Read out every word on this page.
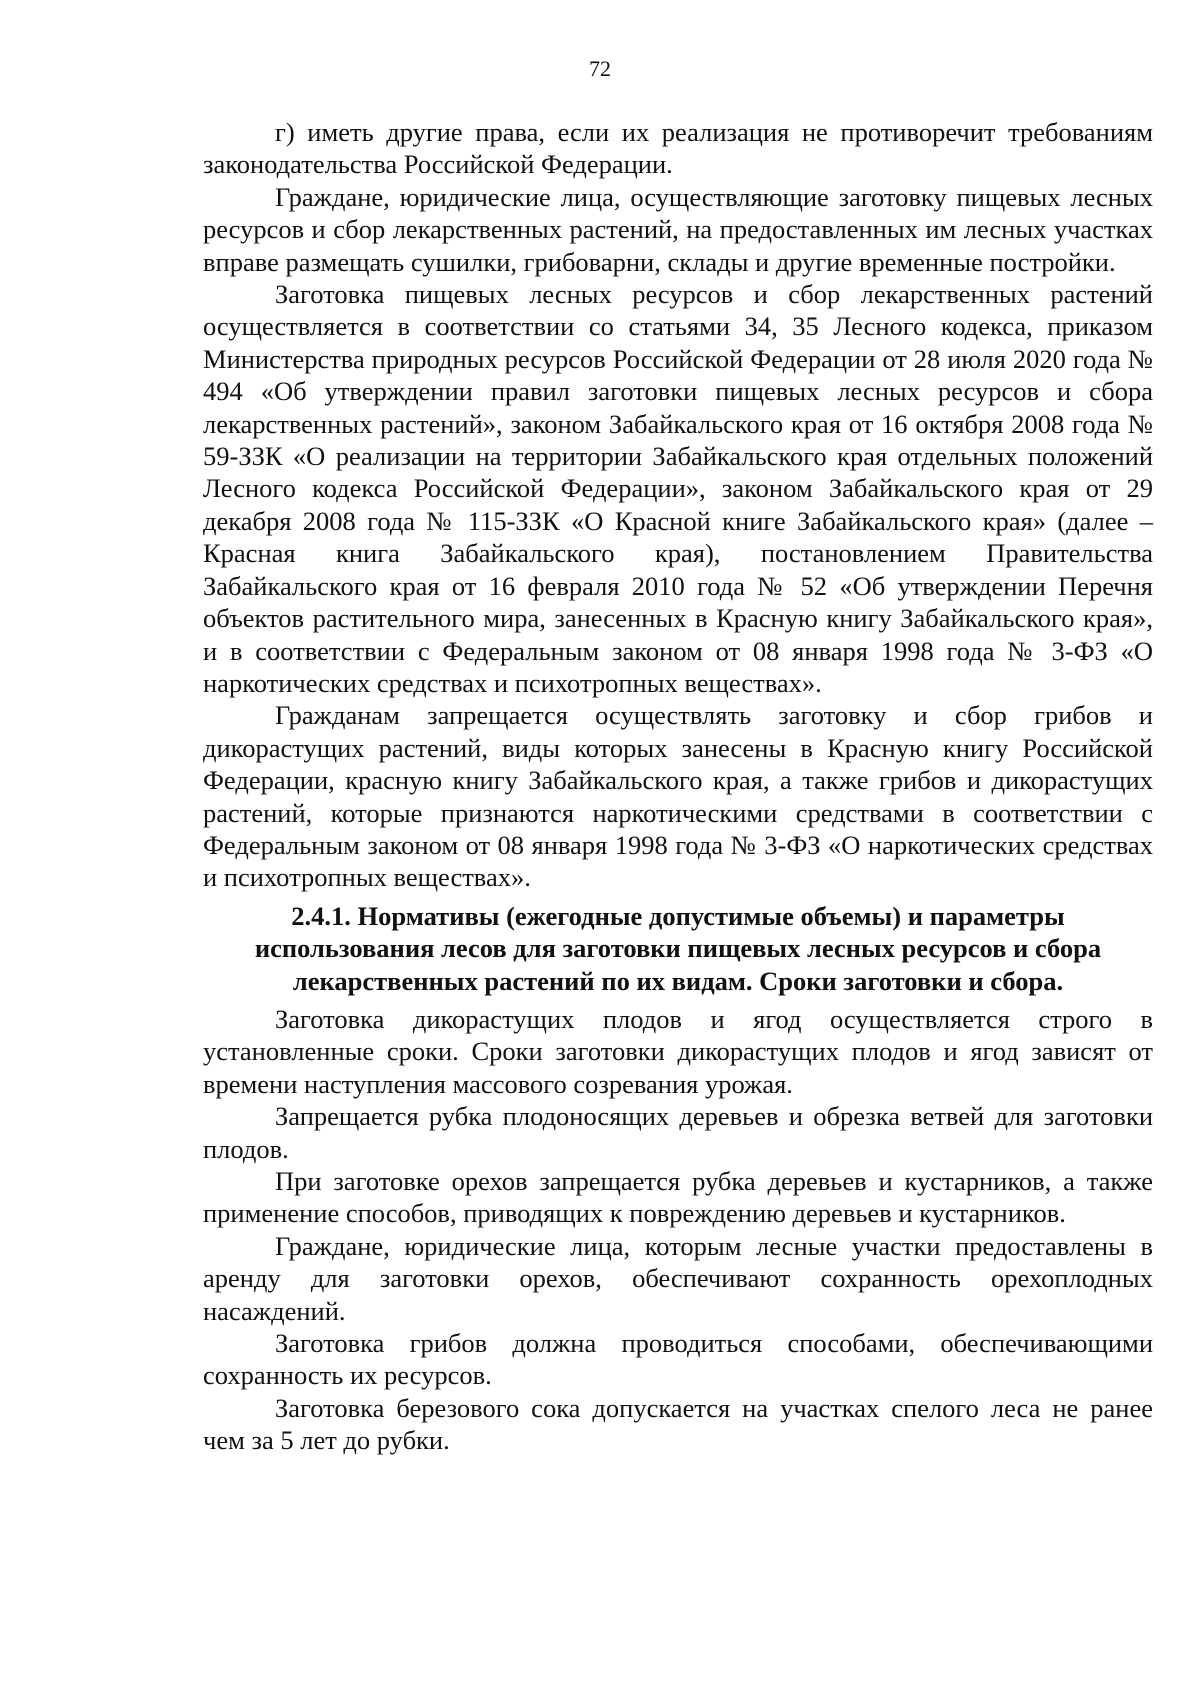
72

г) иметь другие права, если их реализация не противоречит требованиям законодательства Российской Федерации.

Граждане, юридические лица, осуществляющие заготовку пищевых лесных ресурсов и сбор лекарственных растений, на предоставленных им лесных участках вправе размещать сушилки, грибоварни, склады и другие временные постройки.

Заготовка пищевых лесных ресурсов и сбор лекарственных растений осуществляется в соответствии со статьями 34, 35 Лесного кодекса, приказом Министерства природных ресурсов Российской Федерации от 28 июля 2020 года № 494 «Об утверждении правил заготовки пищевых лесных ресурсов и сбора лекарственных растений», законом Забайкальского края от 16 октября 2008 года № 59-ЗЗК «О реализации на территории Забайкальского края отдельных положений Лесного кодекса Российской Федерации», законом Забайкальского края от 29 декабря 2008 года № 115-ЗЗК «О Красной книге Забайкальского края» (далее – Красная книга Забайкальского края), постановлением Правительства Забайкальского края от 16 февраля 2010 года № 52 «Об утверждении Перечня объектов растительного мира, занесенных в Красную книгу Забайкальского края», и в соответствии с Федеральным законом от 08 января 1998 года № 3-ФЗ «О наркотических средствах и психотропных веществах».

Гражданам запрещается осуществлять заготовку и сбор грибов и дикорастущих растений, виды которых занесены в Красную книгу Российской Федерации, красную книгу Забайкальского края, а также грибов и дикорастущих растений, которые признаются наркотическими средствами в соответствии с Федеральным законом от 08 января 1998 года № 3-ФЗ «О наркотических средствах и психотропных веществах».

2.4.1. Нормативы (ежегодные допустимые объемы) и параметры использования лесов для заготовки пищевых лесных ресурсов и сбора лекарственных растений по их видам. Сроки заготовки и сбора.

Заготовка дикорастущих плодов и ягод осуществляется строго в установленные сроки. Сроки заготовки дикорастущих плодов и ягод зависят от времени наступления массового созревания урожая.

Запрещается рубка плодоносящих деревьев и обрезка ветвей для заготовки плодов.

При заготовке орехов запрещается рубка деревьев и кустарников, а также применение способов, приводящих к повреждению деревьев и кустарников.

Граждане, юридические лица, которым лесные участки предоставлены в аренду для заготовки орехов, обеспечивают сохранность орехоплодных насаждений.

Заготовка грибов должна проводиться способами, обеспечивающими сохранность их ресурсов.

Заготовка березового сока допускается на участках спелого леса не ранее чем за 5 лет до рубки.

*****

Go through the listing above and quote it exactly, apart from its images.

**Solution below**
Read out every word on this page.
72

г) иметь другие права, если их реализация не противоречит требованиям законодательства Российской Федерации.

Граждане, юридические лица, осуществляющие заготовку пищевых лесных ресурсов и сбор лекарственных растений, на предоставленных им лесных участках вправе размещать сушилки, грибоварни, склады и другие временные постройки.

Заготовка пищевых лесных ресурсов и сбор лекарственных растений осуществляется в соответствии со статьями 34, 35 Лесного кодекса, приказом Министерства природных ресурсов Российской Федерации от 28 июля 2020 года № 494 «Об утверждении правил заготовки пищевых лесных ресурсов и сбора лекарственных растений», законом Забайкальского края от 16 октября 2008 года № 59-ЗЗК «О реализации на территории Забайкальского края отдельных положений Лесного кодекса Российской Федерации», законом Забайкальского края от 29 декабря 2008 года № 115-ЗЗК «О Красной книге Забайкальского края» (далее – Красная книга Забайкальского края), постановлением Правительства Забайкальского края от 16 февраля 2010 года № 52 «Об утверждении Перечня объектов растительного мира, занесенных в Красную книгу Забайкальского края», и в соответствии с Федеральным законом от 08 января 1998 года № 3-ФЗ «О наркотических средствах и психотропных веществах».

Гражданам запрещается осуществлять заготовку и сбор грибов и дикорастущих растений, виды которых занесены в Красную книгу Российской Федерации, красную книгу Забайкальского края, а также грибов и дикорастущих растений, которые признаются наркотическими средствами в соответствии с Федеральным законом от 08 января 1998 года № 3-ФЗ «О наркотических средствах и психотропных веществах».

2.4.1. Нормативы (ежегодные допустимые объемы) и параметры использования лесов для заготовки пищевых лесных ресурсов и сбора лекарственных растений по их видам. Сроки заготовки и сбора.

Заготовка дикорастущих плодов и ягод осуществляется строго в установленные сроки. Сроки заготовки дикорастущих плодов и ягод зависят от времени наступления массового созревания урожая.

Запрещается рубка плодоносящих деревьев и обрезка ветвей для заготовки плодов.

При заготовке орехов запрещается рубка деревьев и кустарников, а также применение способов, приводящих к повреждению деревьев и кустарников.

Граждане, юридические лица, которым лесные участки предоставлены в аренду для заготовки орехов, обеспечивают сохранность орехоплодных насаждений.

Заготовка грибов должна проводиться способами, обеспечивающими сохранность их ресурсов.

Заготовка березового сока допускается на участках спелого леса не ранее чем за 5 лет до рубки.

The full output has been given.